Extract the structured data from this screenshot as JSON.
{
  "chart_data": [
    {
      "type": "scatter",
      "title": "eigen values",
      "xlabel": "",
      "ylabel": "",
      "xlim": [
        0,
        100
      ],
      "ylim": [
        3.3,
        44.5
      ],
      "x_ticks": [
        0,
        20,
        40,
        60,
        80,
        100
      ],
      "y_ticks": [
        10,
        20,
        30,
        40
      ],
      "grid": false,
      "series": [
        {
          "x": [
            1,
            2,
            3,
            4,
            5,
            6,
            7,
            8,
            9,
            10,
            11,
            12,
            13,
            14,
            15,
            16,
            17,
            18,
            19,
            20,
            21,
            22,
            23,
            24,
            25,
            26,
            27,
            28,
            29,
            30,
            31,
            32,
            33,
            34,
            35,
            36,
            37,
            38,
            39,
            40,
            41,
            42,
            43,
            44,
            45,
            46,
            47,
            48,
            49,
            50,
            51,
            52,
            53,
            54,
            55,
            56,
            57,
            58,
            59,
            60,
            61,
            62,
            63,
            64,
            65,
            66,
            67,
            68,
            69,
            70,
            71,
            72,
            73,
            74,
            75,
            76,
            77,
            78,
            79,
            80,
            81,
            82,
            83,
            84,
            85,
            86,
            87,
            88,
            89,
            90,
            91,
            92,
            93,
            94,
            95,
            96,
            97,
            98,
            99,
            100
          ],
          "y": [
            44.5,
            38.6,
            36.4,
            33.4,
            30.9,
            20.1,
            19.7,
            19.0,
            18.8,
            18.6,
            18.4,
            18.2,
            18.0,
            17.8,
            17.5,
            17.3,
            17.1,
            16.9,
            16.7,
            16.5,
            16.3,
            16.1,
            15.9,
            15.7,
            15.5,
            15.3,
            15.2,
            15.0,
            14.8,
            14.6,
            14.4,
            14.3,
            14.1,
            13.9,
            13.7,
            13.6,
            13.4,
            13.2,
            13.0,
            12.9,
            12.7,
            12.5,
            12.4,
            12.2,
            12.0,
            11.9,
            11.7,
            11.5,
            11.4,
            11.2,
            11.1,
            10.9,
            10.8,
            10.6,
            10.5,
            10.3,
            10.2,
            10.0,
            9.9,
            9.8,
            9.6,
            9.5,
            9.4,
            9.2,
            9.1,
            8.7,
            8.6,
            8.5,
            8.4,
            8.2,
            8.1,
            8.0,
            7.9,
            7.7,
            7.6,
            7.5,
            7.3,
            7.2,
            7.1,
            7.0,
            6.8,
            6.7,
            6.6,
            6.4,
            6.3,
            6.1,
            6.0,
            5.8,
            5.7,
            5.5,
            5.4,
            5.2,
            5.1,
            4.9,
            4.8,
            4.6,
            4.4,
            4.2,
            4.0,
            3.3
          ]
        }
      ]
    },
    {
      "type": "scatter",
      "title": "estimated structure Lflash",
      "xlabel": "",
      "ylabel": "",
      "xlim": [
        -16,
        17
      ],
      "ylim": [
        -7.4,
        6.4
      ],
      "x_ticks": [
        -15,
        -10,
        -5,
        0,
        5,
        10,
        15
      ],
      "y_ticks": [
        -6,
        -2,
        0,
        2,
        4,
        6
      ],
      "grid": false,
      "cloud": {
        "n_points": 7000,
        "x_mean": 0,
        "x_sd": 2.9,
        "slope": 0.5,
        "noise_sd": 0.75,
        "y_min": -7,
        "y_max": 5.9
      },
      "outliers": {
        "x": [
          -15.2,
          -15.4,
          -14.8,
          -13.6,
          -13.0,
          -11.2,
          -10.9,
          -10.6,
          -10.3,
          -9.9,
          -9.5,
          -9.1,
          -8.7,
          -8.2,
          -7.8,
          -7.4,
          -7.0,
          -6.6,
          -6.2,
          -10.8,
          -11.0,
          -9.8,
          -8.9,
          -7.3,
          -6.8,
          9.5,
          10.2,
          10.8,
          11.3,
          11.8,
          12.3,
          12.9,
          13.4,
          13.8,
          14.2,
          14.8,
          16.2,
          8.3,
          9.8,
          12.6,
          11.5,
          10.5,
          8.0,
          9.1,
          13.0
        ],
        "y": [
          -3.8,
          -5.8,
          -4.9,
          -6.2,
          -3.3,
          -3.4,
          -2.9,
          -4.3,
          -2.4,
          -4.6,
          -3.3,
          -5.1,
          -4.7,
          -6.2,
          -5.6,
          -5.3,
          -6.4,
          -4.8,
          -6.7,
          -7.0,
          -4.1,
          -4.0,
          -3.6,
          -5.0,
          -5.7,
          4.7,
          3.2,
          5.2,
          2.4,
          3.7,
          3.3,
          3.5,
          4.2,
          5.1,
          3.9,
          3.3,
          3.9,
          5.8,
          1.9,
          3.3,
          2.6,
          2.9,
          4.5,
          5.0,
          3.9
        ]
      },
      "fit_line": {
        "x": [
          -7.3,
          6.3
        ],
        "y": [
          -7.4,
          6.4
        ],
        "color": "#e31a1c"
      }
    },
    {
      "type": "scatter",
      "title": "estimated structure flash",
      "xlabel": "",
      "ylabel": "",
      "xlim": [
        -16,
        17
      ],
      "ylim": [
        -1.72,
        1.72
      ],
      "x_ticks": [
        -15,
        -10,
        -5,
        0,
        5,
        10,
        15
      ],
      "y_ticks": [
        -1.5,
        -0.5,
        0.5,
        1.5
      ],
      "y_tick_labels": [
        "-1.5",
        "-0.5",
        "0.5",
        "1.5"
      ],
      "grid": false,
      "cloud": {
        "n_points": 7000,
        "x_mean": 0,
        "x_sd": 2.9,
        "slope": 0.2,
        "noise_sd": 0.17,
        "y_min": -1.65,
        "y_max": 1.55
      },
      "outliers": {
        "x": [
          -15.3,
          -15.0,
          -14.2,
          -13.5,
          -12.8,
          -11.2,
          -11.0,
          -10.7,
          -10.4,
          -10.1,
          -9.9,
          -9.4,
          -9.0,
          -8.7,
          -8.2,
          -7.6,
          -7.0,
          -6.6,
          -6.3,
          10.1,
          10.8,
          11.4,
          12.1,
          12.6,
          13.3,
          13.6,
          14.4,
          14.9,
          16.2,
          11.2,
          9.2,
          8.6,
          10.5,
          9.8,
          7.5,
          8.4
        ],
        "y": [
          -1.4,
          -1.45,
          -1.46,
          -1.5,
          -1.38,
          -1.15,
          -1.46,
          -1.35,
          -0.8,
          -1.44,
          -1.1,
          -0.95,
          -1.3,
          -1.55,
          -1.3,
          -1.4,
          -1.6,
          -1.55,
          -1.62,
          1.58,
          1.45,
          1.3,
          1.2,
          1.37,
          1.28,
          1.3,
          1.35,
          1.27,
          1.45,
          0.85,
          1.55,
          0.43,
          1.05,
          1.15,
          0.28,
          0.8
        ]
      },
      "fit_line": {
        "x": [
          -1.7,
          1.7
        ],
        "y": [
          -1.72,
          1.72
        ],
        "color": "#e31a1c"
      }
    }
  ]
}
==
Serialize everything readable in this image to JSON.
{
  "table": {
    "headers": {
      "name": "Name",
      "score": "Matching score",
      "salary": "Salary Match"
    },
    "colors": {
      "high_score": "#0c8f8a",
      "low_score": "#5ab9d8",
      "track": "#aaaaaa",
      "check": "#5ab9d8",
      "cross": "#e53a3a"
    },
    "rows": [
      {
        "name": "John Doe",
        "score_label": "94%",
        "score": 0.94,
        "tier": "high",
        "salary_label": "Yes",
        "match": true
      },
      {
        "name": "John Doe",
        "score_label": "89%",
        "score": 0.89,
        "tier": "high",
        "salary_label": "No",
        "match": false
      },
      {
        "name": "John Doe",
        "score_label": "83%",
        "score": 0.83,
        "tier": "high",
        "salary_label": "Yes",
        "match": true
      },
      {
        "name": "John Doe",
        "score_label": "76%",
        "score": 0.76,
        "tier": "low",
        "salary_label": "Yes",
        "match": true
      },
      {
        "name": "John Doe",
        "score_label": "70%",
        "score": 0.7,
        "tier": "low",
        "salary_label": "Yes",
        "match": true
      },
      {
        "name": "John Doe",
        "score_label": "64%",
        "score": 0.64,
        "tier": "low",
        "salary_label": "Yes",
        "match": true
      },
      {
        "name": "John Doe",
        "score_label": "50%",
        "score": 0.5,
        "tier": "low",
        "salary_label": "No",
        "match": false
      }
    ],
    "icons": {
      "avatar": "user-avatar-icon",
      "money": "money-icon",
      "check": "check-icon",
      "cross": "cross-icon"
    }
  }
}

_Task goal_
What is the number of lines containing "estimated"? Give that number only.

_Reply to the exercise_
2